===== PROVIDED MATERIAL =====

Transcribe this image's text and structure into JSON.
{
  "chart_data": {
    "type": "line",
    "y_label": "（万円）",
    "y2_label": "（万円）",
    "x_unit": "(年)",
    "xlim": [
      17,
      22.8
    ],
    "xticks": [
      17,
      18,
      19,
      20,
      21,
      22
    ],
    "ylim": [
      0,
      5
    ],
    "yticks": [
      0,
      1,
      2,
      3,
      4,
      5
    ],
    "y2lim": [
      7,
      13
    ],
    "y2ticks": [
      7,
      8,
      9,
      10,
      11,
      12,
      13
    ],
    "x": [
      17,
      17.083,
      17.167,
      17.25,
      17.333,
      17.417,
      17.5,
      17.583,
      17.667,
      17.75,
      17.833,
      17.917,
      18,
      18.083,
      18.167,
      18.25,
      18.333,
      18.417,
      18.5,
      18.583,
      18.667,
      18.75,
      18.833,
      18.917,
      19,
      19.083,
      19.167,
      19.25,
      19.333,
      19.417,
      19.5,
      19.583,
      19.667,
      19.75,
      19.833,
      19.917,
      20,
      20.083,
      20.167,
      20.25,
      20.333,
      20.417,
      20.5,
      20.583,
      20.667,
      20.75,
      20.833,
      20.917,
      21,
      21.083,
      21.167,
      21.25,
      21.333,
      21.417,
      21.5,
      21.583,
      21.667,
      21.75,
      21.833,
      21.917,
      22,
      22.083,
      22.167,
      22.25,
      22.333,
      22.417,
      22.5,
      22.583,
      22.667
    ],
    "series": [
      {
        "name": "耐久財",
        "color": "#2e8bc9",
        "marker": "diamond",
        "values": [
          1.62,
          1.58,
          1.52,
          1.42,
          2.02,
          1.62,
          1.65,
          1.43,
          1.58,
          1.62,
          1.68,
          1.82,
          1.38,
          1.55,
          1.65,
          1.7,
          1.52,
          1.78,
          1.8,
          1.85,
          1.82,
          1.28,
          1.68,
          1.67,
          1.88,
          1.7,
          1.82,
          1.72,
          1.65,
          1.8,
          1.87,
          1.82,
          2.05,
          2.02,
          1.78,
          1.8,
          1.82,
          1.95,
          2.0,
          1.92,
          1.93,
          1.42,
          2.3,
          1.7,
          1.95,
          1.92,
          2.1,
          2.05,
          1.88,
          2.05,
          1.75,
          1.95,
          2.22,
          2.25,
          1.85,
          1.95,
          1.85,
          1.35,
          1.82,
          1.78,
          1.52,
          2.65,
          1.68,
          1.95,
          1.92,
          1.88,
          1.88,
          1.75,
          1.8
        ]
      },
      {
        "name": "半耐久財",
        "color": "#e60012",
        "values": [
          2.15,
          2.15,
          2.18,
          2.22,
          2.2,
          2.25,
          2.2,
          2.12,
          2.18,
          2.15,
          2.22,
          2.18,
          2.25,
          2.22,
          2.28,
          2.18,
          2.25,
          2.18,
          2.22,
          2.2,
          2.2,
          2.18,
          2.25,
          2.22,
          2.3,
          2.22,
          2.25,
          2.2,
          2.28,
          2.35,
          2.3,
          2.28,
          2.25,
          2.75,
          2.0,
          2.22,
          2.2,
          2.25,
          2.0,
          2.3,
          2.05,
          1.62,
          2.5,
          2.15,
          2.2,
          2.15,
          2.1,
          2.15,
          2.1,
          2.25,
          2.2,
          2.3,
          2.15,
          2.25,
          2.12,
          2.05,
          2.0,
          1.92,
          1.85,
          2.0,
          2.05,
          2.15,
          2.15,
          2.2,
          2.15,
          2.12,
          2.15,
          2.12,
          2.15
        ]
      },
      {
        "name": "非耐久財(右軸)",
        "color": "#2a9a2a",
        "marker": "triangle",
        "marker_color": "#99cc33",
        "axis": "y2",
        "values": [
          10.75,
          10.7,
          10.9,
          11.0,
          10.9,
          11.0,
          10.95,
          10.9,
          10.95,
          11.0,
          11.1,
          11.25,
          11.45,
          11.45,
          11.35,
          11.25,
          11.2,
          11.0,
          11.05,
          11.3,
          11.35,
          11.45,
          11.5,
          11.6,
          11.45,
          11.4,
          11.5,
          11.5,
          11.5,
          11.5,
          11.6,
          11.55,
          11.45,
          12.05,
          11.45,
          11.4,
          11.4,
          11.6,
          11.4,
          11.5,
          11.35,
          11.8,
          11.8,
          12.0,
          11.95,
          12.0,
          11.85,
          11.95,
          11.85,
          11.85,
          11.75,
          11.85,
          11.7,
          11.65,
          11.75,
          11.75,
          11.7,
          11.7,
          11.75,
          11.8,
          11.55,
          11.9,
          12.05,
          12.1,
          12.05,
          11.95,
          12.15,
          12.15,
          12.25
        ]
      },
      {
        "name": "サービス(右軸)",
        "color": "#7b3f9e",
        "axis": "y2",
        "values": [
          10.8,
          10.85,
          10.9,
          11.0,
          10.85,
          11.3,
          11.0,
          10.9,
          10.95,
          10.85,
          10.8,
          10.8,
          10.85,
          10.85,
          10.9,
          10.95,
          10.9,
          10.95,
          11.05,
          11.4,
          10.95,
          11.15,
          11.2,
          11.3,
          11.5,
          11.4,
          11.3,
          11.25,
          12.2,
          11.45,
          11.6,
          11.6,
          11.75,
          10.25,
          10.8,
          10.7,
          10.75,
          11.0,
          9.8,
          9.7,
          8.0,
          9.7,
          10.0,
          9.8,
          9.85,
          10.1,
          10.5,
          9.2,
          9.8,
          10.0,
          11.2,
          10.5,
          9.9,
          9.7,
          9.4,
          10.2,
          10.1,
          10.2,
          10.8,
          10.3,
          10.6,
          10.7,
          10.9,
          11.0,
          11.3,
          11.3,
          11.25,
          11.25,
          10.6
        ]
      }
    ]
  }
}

=====

Provide all the records again, word for word.

Transcribe this image's text and structure into JSON.
{
  "chart_data": {
    "type": "line",
    "y_label": "（万円）",
    "y2_label": "（万円）",
    "x_unit": "(年)",
    "xlim": [
      17,
      22.8
    ],
    "xticks": [
      17,
      18,
      19,
      20,
      21,
      22
    ],
    "ylim": [
      0,
      5
    ],
    "yticks": [
      0,
      1,
      2,
      3,
      4,
      5
    ],
    "y2lim": [
      7,
      13
    ],
    "y2ticks": [
      7,
      8,
      9,
      10,
      11,
      12,
      13
    ],
    "x": [
      17,
      17.083,
      17.167,
      17.25,
      17.333,
      17.417,
      17.5,
      17.583,
      17.667,
      17.75,
      17.833,
      17.917,
      18,
      18.083,
      18.167,
      18.25,
      18.333,
      18.417,
      18.5,
      18.583,
      18.667,
      18.75,
      18.833,
      18.917,
      19,
      19.083,
      19.167,
      19.25,
      19.333,
      19.417,
      19.5,
      19.583,
      19.667,
      19.75,
      19.833,
      19.917,
      20,
      20.083,
      20.167,
      20.25,
      20.333,
      20.417,
      20.5,
      20.583,
      20.667,
      20.75,
      20.833,
      20.917,
      21,
      21.083,
      21.167,
      21.25,
      21.333,
      21.417,
      21.5,
      21.583,
      21.667,
      21.75,
      21.833,
      21.917,
      22,
      22.083,
      22.167,
      22.25,
      22.333,
      22.417,
      22.5,
      22.583,
      22.667
    ],
    "series": [
      {
        "name": "耐久財",
        "color": "#2e8bc9",
        "marker": "diamond",
        "values": [
          1.62,
          1.58,
          1.52,
          1.42,
          2.02,
          1.62,
          1.65,
          1.43,
          1.58,
          1.62,
          1.68,
          1.82,
          1.38,
          1.55,
          1.65,
          1.7,
          1.52,
          1.78,
          1.8,
          1.85,
          1.82,
          1.28,
          1.68,
          1.67,
          1.88,
          1.7,
          1.82,
          1.72,
          1.65,
          1.8,
          1.87,
          1.82,
          2.05,
          2.02,
          1.78,
          1.8,
          1.82,
          1.95,
          2.0,
          1.92,
          1.93,
          1.42,
          2.3,
          1.7,
          1.95,
          1.92,
          2.1,
          2.05,
          1.88,
          2.05,
          1.75,
          1.95,
          2.22,
          2.25,
          1.85,
          1.95,
          1.85,
          1.35,
          1.82,
          1.78,
          1.52,
          2.65,
          1.68,
          1.95,
          1.92,
          1.88,
          1.88,
          1.75,
          1.8
        ]
      },
      {
        "name": "半耐久財",
        "color": "#e60012",
        "values": [
          2.15,
          2.15,
          2.18,
          2.22,
          2.2,
          2.25,
          2.2,
          2.12,
          2.18,
          2.15,
          2.22,
          2.18,
          2.25,
          2.22,
          2.28,
          2.18,
          2.25,
          2.18,
          2.22,
          2.2,
          2.2,
          2.18,
          2.25,
          2.22,
          2.3,
          2.22,
          2.25,
          2.2,
          2.28,
          2.35,
          2.3,
          2.28,
          2.25,
          2.75,
          2.0,
          2.22,
          2.2,
          2.25,
          2.0,
          2.3,
          2.05,
          1.62,
          2.5,
          2.15,
          2.2,
          2.15,
          2.1,
          2.15,
          2.1,
          2.25,
          2.2,
          2.3,
          2.15,
          2.25,
          2.12,
          2.05,
          2.0,
          1.92,
          1.85,
          2.0,
          2.05,
          2.15,
          2.15,
          2.2,
          2.15,
          2.12,
          2.15,
          2.12,
          2.15
        ]
      },
      {
        "name": "非耐久財(右軸)",
        "color": "#2a9a2a",
        "marker": "triangle",
        "marker_color": "#99cc33",
        "axis": "y2",
        "values": [
          10.75,
          10.7,
          10.9,
          11.0,
          10.9,
          11.0,
          10.95,
          10.9,
          10.95,
          11.0,
          11.1,
          11.25,
          11.45,
          11.45,
          11.35,
          11.25,
          11.2,
          11.0,
          11.05,
          11.3,
          11.35,
          11.45,
          11.5,
          11.6,
          11.45,
          11.4,
          11.5,
          11.5,
          11.5,
          11.5,
          11.6,
          11.55,
          11.45,
          12.05,
          11.45,
          11.4,
          11.4,
          11.6,
          11.4,
          11.5,
          11.35,
          11.8,
          11.8,
          12.0,
          11.95,
          12.0,
          11.85,
          11.95,
          11.85,
          11.85,
          11.75,
          11.85,
          11.7,
          11.65,
          11.75,
          11.75,
          11.7,
          11.7,
          11.75,
          11.8,
          11.55,
          11.9,
          12.05,
          12.1,
          12.05,
          11.95,
          12.15,
          12.15,
          12.25
        ]
      },
      {
        "name": "サービス(右軸)",
        "color": "#7b3f9e",
        "axis": "y2",
        "values": [
          10.8,
          10.85,
          10.9,
          11.0,
          10.85,
          11.3,
          11.0,
          10.9,
          10.95,
          10.85,
          10.8,
          10.8,
          10.85,
          10.85,
          10.9,
          10.95,
          10.9,
          10.95,
          11.05,
          11.4,
          10.95,
          11.15,
          11.2,
          11.3,
          11.5,
          11.4,
          11.3,
          11.25,
          12.2,
          11.45,
          11.6,
          11.6,
          11.75,
          10.25,
          10.8,
          10.7,
          10.75,
          11.0,
          9.8,
          9.7,
          8.0,
          9.7,
          10.0,
          9.8,
          9.85,
          10.1,
          10.5,
          9.2,
          9.8,
          10.0,
          11.2,
          10.5,
          9.9,
          9.7,
          9.4,
          10.2,
          10.1,
          10.2,
          10.8,
          10.3,
          10.6,
          10.7,
          10.9,
          11.0,
          11.3,
          11.3,
          11.25,
          11.25,
          10.6
        ]
      }
    ]
  }
}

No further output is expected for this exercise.